### WHAT YOU ARE ASKED TO DO
Gather up the lines with the word "location" in them.

### PROVIDED RECORDS
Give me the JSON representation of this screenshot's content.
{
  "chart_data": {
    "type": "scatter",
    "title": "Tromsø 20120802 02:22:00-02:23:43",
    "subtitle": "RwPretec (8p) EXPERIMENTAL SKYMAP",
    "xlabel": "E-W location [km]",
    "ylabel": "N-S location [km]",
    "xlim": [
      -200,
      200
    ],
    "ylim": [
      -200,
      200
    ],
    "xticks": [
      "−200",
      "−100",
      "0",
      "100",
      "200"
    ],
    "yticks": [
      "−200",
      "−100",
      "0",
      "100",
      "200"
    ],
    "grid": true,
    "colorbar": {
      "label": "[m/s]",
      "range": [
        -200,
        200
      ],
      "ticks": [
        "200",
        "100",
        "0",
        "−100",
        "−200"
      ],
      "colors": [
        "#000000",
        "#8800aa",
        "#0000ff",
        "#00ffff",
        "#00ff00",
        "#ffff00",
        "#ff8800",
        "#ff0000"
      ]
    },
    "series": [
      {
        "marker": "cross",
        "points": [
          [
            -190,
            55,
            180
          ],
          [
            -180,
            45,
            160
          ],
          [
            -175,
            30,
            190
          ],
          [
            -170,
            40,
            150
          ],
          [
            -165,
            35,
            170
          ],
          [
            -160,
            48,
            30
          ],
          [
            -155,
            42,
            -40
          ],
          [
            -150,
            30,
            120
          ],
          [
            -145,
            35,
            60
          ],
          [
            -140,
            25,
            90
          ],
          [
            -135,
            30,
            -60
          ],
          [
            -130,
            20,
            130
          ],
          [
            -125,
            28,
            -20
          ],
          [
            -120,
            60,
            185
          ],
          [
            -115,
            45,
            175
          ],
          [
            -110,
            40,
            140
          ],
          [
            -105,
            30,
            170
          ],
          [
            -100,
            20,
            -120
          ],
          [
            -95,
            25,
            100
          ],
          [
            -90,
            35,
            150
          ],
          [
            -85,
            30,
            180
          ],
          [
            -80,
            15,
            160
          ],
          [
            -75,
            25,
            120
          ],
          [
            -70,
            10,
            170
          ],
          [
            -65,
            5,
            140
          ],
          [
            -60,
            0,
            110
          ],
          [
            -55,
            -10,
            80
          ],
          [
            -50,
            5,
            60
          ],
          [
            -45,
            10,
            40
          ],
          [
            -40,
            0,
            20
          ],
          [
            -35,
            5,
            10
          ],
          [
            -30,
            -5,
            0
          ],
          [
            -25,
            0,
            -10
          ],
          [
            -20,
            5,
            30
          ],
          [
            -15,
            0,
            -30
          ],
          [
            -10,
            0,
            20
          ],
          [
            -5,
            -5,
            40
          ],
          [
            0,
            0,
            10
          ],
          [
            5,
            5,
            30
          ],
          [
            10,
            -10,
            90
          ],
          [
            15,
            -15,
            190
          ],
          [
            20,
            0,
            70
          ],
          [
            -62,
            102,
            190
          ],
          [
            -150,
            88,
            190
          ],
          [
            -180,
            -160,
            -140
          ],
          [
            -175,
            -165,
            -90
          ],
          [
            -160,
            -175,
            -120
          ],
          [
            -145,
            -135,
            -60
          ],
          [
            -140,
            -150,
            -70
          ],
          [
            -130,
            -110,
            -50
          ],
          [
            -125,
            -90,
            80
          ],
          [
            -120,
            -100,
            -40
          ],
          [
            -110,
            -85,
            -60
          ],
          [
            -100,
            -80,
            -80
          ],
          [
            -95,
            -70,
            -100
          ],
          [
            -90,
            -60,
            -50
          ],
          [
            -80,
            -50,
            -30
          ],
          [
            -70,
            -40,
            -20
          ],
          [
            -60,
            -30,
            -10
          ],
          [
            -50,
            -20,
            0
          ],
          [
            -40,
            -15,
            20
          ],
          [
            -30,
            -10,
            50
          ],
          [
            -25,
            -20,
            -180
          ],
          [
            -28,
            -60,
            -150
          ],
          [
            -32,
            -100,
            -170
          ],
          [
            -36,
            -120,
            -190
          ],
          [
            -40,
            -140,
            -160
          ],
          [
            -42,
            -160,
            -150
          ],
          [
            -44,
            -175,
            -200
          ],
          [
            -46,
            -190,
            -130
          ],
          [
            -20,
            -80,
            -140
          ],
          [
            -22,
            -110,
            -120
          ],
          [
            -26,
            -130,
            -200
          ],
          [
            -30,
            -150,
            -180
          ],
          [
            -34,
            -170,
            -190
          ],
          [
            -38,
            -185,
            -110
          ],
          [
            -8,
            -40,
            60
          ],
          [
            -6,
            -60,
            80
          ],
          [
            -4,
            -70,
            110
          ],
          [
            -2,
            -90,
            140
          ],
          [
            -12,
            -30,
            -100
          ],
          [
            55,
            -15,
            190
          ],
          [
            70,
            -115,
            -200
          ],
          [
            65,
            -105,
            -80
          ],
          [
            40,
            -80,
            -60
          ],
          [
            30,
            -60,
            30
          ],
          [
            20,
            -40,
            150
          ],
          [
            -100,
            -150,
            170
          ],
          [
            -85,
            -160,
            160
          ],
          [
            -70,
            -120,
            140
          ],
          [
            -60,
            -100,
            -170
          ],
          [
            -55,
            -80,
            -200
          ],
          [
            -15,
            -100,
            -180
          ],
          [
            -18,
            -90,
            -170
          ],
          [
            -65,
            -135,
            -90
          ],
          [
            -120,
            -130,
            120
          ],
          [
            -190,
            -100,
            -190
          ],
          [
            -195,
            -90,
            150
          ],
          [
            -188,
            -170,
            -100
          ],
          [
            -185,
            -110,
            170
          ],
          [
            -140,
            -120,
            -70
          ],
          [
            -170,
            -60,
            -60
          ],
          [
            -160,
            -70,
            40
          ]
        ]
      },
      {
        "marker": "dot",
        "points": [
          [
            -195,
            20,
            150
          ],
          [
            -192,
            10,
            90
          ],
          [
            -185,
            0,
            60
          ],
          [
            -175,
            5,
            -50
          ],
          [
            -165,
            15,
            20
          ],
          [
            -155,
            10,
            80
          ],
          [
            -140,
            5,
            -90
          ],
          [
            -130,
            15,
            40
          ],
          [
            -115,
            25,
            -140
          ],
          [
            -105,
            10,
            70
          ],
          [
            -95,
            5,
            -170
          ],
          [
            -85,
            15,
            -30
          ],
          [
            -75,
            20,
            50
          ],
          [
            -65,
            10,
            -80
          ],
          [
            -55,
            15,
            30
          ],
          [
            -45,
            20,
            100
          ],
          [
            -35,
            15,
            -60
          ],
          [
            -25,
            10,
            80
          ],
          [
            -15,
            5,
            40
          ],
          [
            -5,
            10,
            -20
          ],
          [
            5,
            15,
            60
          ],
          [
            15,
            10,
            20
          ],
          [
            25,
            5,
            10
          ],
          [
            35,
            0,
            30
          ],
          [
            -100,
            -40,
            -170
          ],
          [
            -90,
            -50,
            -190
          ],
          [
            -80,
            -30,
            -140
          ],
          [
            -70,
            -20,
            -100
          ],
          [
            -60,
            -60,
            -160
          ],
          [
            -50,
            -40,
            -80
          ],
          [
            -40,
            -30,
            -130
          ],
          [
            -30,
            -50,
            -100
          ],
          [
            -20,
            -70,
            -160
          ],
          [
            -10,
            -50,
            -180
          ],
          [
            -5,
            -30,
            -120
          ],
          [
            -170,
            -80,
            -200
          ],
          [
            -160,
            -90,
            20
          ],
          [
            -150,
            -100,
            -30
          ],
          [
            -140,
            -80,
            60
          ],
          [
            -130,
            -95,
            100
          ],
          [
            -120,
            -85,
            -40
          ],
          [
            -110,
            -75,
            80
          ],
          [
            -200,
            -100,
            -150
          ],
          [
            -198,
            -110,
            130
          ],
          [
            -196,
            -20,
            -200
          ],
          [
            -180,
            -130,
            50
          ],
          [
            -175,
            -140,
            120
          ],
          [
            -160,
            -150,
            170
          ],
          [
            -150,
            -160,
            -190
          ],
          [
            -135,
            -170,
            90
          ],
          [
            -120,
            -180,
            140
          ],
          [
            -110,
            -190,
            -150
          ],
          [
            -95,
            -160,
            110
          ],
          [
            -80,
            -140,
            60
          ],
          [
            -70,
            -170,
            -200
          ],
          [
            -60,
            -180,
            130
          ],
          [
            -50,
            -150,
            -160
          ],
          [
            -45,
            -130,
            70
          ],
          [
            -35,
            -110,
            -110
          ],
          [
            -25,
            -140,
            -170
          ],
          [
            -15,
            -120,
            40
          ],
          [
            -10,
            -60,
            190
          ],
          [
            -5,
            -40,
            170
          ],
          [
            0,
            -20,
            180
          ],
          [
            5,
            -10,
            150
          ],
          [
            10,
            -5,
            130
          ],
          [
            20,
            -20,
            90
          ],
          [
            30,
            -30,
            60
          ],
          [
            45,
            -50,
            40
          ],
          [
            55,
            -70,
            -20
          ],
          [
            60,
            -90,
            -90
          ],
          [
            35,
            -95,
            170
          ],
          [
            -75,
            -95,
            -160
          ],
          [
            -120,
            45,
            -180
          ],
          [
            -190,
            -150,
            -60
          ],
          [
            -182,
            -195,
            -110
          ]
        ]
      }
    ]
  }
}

### OUTPUT
    "xlabel": "E-W location [km]",
    "ylabel": "N-S location [km]",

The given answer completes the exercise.